EXERCISE: List all lines of the data that include the string "deep".

LISTING:
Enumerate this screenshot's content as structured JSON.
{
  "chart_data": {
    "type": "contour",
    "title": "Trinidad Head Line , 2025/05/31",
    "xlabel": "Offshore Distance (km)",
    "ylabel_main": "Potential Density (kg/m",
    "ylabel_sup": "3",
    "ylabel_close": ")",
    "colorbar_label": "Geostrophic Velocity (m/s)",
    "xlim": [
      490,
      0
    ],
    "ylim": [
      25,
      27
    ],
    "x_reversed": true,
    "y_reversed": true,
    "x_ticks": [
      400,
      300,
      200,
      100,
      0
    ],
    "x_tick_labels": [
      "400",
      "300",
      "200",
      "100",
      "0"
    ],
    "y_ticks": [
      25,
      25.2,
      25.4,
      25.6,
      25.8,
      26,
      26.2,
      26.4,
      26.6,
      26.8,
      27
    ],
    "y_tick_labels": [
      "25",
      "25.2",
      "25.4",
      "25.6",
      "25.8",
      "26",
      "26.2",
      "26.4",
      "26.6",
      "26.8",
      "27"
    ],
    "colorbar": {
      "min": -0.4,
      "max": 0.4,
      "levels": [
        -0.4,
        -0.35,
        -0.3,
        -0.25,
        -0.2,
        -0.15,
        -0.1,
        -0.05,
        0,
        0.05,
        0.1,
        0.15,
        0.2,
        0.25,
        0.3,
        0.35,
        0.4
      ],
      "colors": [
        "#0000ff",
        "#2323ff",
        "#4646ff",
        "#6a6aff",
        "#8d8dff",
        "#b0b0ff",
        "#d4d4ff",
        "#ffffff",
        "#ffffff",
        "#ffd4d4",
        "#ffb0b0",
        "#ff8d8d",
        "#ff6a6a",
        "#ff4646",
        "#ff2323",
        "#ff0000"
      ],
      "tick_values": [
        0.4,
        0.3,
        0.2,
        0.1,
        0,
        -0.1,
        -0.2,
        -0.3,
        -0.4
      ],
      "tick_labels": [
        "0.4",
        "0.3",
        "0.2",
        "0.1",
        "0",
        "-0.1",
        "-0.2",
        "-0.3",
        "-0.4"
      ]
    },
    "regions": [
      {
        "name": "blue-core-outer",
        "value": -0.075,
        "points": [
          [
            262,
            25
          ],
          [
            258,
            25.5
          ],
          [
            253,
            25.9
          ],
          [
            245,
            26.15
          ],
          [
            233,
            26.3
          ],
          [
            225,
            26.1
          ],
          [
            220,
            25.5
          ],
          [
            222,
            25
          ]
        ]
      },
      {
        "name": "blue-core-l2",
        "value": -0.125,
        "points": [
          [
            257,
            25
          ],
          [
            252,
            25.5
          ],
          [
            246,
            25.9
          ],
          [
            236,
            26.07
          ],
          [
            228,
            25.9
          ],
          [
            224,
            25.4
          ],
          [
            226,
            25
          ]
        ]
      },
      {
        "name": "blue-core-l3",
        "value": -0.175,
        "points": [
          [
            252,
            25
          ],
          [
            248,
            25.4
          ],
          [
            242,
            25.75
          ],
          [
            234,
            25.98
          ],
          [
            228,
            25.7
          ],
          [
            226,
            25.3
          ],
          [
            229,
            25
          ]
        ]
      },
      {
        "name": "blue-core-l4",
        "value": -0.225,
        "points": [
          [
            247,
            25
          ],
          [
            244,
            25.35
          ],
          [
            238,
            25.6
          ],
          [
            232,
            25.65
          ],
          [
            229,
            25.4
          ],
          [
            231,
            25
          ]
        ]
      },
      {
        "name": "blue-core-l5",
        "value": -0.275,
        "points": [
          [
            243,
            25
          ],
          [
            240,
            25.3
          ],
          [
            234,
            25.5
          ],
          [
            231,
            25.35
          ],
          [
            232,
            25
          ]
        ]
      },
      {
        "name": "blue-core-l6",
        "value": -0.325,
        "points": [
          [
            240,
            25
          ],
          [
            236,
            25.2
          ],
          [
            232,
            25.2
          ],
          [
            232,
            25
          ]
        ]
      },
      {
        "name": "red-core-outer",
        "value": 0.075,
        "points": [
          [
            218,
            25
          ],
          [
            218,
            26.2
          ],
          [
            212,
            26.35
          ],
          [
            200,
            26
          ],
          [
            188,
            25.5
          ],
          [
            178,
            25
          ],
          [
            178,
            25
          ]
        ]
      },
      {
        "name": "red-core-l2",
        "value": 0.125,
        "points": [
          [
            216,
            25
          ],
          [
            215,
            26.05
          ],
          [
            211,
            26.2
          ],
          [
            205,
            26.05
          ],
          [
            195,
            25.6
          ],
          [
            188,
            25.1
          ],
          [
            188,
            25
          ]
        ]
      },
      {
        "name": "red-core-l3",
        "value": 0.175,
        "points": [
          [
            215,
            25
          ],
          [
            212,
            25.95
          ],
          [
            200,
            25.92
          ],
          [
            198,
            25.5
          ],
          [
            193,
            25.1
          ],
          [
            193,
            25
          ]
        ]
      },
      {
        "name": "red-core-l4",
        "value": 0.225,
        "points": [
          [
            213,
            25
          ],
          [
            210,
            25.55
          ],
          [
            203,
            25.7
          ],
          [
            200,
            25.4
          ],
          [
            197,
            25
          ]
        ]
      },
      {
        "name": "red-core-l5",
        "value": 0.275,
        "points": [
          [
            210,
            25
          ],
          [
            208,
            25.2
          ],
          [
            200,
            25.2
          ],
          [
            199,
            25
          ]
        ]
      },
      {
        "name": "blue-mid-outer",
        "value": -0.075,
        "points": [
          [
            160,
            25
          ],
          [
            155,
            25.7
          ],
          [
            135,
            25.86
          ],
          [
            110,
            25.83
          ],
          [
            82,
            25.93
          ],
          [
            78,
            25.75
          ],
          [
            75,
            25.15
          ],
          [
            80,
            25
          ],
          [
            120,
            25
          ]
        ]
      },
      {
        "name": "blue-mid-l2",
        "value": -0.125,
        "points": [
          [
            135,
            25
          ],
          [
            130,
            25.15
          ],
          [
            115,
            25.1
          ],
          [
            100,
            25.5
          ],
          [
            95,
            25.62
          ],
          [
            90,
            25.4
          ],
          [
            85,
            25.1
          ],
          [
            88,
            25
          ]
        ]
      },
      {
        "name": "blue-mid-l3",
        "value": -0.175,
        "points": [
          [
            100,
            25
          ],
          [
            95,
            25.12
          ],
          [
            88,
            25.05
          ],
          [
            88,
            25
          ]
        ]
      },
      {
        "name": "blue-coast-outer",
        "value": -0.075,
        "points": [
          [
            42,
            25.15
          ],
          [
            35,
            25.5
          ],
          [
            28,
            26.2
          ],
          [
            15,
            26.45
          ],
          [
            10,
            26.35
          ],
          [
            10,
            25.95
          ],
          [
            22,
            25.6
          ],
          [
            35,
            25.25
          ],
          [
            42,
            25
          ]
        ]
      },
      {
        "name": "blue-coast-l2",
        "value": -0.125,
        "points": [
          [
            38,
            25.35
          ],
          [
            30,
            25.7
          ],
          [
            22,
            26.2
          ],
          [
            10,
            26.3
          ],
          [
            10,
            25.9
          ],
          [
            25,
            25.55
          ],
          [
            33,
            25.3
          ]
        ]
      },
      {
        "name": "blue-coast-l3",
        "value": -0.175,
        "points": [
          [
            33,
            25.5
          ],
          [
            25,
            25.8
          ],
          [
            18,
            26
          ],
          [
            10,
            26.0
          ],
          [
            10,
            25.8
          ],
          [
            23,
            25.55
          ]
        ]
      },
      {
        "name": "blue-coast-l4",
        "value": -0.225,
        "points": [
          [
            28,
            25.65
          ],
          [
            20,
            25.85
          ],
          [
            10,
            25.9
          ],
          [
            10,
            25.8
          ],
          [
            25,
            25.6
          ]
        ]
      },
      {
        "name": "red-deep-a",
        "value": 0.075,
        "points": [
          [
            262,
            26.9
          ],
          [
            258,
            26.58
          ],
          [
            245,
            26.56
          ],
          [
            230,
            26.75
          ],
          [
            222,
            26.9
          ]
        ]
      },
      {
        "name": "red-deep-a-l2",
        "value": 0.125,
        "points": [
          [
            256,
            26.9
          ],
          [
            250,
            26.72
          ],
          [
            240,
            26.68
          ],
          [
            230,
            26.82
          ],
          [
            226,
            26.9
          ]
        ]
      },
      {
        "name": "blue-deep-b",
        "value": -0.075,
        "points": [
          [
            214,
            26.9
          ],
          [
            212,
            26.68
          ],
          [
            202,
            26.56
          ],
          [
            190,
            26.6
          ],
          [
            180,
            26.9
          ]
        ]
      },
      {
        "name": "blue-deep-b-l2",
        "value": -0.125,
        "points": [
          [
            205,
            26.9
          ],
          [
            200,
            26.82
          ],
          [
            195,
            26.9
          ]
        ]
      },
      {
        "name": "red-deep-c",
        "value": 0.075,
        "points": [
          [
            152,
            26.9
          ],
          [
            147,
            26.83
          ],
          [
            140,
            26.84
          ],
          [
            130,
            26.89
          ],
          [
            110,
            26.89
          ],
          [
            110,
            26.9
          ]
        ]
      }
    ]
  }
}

FINISHED ANSWER:
        "name": "red-deep-a",
        "name": "red-deep-a-l2",
        "name": "blue-deep-b",
        "name": "blue-deep-b-l2",
        "name": "red-deep-c",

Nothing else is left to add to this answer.